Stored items
# # #
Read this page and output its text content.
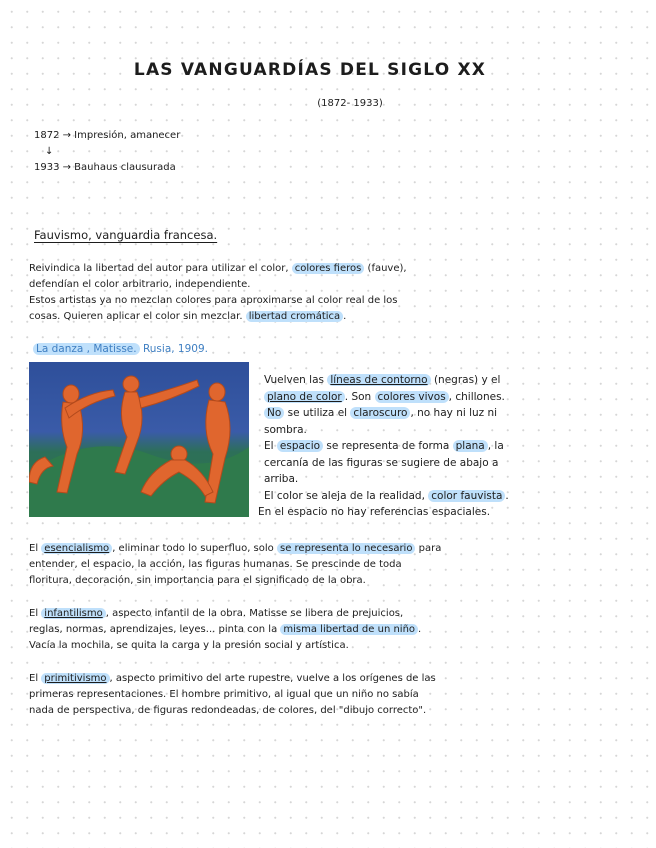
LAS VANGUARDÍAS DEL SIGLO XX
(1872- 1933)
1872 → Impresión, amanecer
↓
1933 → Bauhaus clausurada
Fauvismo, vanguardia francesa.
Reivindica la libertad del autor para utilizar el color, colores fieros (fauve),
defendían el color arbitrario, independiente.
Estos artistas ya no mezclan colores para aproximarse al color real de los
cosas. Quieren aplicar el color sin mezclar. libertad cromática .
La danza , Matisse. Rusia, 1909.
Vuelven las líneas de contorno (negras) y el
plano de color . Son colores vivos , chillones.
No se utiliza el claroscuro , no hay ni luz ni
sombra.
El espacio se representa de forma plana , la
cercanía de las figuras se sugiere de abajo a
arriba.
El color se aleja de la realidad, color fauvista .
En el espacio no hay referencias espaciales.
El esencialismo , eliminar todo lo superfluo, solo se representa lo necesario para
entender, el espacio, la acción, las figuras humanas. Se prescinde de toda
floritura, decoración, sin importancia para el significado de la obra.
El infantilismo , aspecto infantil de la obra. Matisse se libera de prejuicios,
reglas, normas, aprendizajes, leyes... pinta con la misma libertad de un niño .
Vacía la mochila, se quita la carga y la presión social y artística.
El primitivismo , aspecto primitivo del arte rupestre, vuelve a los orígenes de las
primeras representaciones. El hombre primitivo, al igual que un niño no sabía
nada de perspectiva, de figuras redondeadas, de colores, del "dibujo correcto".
# # #
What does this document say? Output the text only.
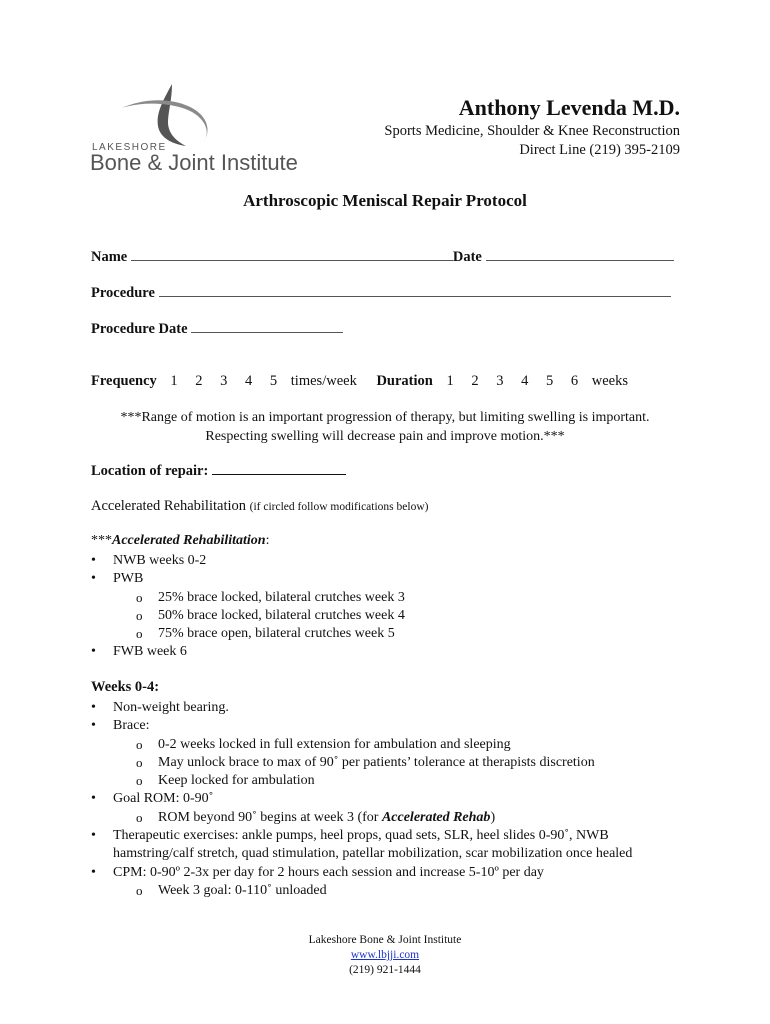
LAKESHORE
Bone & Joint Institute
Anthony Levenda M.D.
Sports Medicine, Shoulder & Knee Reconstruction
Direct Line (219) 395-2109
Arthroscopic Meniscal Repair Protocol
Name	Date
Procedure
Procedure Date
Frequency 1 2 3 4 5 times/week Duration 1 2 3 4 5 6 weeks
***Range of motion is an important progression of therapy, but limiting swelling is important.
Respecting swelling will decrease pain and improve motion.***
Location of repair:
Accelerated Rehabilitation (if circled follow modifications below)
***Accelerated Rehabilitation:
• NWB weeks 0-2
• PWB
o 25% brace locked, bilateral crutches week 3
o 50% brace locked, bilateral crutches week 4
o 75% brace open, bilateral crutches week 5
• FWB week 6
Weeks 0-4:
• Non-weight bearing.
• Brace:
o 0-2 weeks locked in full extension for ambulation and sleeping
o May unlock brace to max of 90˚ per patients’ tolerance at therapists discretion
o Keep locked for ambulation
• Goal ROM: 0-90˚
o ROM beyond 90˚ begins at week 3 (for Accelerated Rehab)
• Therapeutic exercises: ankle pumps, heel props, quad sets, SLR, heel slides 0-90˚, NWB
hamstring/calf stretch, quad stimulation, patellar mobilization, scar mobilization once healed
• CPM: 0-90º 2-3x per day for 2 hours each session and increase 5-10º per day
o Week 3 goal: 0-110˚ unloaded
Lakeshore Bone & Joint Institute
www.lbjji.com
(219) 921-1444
# # #
Exercise:
The answer must be every line from the entries above that holds the string "obra".

Solution to this task:
floritura, decoración, sin importancia para el significado de la obra.
El infantilismo , aspecto infantil de la obra. Matisse se libera de prejuicios,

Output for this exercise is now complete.